• _Stated goal_: Retype the full set of records. Keep every character identical.

— Start of Information shown —

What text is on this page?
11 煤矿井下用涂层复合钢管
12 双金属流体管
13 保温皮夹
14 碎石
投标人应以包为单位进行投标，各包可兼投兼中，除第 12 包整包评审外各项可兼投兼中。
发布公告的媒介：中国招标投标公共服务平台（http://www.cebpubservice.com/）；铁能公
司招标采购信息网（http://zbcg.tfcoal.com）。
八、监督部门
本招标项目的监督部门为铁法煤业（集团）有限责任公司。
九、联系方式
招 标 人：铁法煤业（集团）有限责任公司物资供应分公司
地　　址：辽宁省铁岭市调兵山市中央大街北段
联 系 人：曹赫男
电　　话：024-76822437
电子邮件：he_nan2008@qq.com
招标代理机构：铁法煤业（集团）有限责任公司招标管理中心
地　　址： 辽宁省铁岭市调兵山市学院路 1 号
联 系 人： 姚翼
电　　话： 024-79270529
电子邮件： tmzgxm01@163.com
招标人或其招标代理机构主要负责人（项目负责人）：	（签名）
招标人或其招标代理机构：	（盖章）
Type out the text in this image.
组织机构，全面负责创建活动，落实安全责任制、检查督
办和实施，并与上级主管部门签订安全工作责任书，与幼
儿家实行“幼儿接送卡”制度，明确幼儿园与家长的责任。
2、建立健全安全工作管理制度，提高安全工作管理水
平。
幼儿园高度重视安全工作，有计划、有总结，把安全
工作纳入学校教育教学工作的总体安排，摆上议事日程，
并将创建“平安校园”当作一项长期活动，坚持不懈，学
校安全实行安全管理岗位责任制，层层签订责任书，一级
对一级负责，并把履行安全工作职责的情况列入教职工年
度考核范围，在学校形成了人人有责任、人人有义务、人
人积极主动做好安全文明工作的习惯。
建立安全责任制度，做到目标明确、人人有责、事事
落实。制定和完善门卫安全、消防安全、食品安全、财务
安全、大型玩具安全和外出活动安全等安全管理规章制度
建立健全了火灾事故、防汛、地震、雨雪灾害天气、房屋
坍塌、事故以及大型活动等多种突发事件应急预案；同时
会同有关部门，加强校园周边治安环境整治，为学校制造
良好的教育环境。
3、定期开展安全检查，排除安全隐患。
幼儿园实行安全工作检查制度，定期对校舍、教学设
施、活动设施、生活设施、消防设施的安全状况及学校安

— End of Information shown —

• _Result of the exercise_:
What text is on this page?
11 煤矿井下用涂层复合钢管
12 双金属流体管
13 保温皮夹
14 碎石
投标人应以包为单位进行投标，各包可兼投兼中，除第 12 包整包评审外各项可兼投兼中。
发布公告的媒介：中国招标投标公共服务平台（http://www.cebpubservice.com/）；铁能公
司招标采购信息网（http://zbcg.tfcoal.com）。
八、监督部门
本招标项目的监督部门为铁法煤业（集团）有限责任公司。
九、联系方式
招 标 人：铁法煤业（集团）有限责任公司物资供应分公司
地　　址：辽宁省铁岭市调兵山市中央大街北段
联 系 人：曹赫男
电　　话：024-76822437
电子邮件：he_nan2008@qq.com
招标代理机构：铁法煤业（集团）有限责任公司招标管理中心
地　　址： 辽宁省铁岭市调兵山市学院路 1 号
联 系 人： 姚翼
电　　话： 024-79270529
电子邮件： tmzgxm01@163.com
招标人或其招标代理机构主要负责人（项目负责人）：	（签名）
招标人或其招标代理机构：	（盖章）
Type out the text in this image.
组织机构，全面负责创建活动，落实安全责任制、检查督
办和实施，并与上级主管部门签订安全工作责任书，与幼
儿家实行“幼儿接送卡”制度，明确幼儿园与家长的责任。
2、建立健全安全工作管理制度，提高安全工作管理水
平。
幼儿园高度重视安全工作，有计划、有总结，把安全
工作纳入学校教育教学工作的总体安排，摆上议事日程，
并将创建“平安校园”当作一项长期活动，坚持不懈，学
校安全实行安全管理岗位责任制，层层签订责任书，一级
对一级负责，并把履行安全工作职责的情况列入教职工年
度考核范围，在学校形成了人人有责任、人人有义务、人
人积极主动做好安全文明工作的习惯。
建立安全责任制度，做到目标明确、人人有责、事事
落实。制定和完善门卫安全、消防安全、食品安全、财务
安全、大型玩具安全和外出活动安全等安全管理规章制度
建立健全了火灾事故、防汛、地震、雨雪灾害天气、房屋
坍塌、事故以及大型活动等多种突发事件应急预案；同时
会同有关部门，加强校园周边治安环境整治，为学校制造
良好的教育环境。
3、定期开展安全检查，排除安全隐患。
幼儿园实行安全工作检查制度，定期对校舍、教学设
施、活动设施、生活设施、消防设施的安全状况及学校安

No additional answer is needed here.